## YOUR OBJECTIVE:
From the records below, copy every line that contains the word "info".

○ ○ ○

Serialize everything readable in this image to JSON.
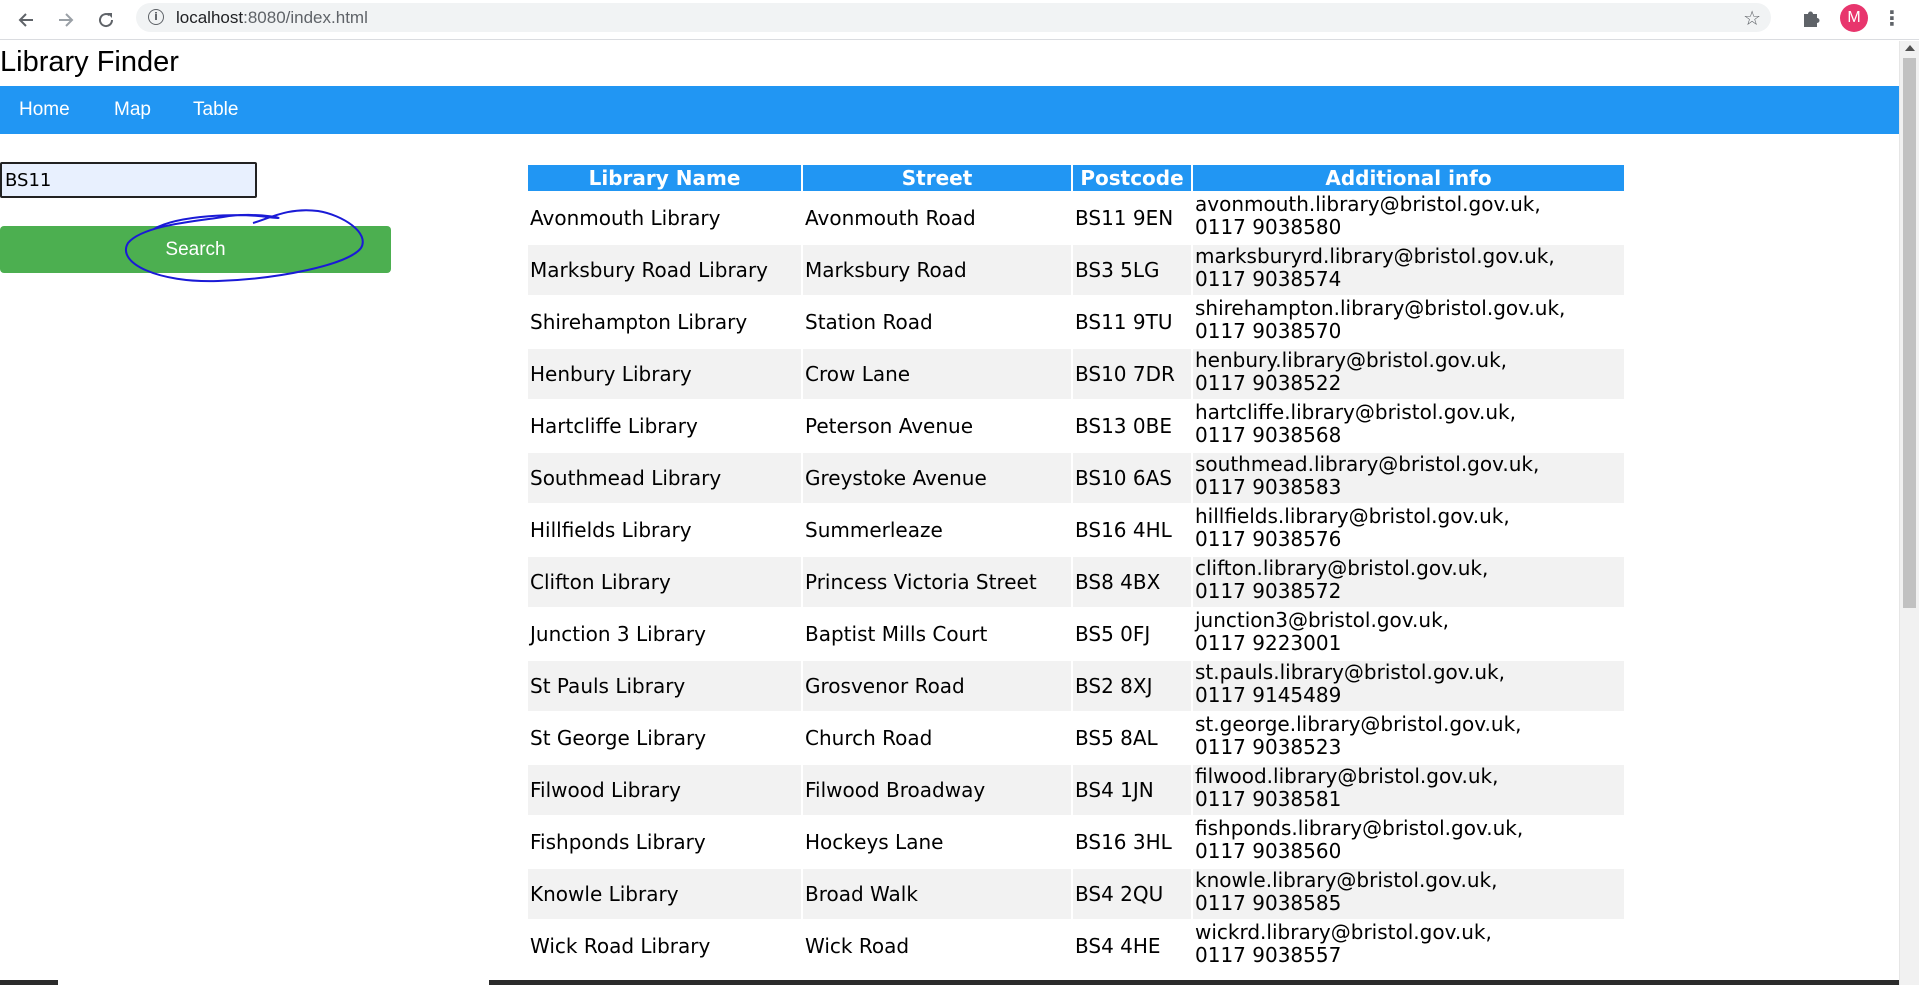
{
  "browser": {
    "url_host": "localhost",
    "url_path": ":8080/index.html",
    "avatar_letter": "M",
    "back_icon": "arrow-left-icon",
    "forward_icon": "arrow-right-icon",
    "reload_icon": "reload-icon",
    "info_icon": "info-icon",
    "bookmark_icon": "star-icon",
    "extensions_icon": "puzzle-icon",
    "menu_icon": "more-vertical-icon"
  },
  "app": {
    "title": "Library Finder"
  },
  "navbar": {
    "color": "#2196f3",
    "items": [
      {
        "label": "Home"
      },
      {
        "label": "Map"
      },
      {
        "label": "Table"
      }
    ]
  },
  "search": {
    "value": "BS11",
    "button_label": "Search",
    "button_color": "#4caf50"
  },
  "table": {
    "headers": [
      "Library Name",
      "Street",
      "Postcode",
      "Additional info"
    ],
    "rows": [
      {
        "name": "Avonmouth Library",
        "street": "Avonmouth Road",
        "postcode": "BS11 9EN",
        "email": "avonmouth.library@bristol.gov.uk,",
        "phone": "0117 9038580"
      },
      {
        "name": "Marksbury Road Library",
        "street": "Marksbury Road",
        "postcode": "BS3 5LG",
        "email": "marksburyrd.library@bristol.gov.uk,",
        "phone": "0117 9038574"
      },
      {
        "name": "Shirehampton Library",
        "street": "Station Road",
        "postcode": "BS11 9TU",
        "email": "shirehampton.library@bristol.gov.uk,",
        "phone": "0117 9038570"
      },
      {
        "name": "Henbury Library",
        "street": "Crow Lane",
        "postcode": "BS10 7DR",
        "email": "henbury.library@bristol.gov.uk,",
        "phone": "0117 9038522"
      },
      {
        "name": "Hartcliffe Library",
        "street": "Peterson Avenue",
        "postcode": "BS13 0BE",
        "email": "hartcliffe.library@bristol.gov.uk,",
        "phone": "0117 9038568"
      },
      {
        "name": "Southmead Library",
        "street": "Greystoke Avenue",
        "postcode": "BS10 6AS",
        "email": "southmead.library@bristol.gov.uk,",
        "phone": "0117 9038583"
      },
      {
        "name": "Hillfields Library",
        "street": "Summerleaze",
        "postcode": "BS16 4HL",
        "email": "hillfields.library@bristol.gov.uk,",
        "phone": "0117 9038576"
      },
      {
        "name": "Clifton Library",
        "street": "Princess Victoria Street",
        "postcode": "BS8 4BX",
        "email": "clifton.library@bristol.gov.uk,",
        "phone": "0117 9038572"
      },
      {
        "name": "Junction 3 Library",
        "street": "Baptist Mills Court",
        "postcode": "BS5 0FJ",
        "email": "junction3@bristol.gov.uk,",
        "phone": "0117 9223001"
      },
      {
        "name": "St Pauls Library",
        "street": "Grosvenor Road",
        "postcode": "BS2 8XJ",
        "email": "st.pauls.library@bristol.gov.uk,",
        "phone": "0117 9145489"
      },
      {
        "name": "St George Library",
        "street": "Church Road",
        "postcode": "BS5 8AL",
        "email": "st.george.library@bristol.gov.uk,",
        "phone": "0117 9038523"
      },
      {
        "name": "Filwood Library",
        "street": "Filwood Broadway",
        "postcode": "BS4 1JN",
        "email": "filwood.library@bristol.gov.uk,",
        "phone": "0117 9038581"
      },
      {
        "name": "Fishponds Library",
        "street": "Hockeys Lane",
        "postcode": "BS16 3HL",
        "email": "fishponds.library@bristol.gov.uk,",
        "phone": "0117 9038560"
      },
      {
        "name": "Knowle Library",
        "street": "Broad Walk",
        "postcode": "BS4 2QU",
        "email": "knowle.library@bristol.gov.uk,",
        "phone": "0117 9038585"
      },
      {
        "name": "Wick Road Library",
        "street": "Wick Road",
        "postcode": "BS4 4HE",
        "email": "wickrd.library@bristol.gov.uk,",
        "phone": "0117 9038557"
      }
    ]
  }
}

○ ○ ○

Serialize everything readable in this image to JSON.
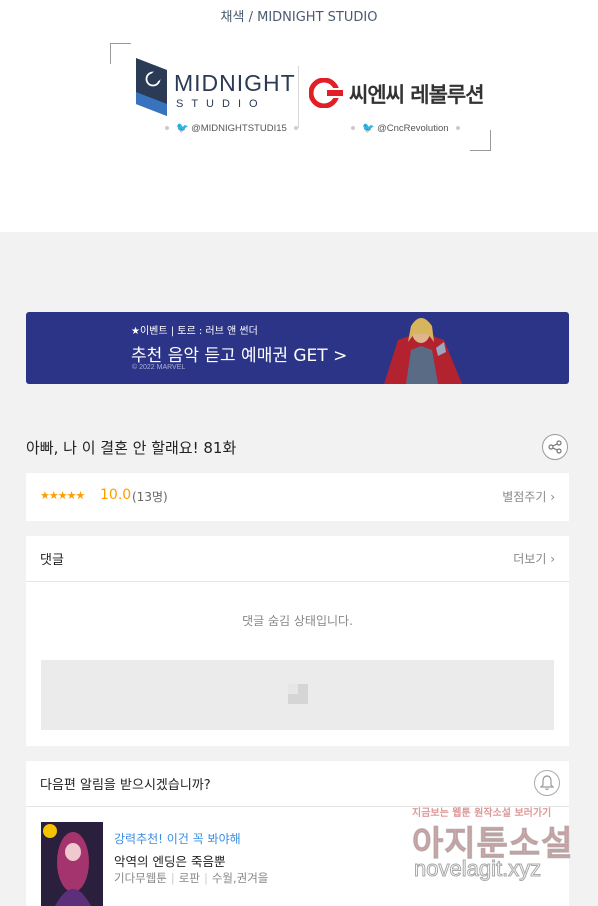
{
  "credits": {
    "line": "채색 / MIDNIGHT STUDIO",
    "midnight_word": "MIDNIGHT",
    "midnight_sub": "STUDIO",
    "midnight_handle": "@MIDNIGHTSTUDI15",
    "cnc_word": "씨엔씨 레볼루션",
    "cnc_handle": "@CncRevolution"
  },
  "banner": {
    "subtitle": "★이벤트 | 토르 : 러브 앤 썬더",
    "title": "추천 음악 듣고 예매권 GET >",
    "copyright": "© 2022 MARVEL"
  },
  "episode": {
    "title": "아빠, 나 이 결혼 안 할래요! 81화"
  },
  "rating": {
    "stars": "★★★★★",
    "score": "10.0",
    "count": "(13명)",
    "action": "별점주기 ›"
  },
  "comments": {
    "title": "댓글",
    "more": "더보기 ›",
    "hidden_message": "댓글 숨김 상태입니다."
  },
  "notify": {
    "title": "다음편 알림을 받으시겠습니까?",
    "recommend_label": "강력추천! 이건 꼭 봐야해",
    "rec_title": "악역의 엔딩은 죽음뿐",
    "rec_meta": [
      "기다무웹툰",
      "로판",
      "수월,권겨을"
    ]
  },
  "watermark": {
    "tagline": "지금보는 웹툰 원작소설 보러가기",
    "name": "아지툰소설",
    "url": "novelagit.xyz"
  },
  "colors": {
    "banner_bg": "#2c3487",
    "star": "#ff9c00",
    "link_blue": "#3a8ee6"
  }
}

○ ○ ○

## TASK ANSWER:
    "info_icon": "info-icon",
      "Additional info"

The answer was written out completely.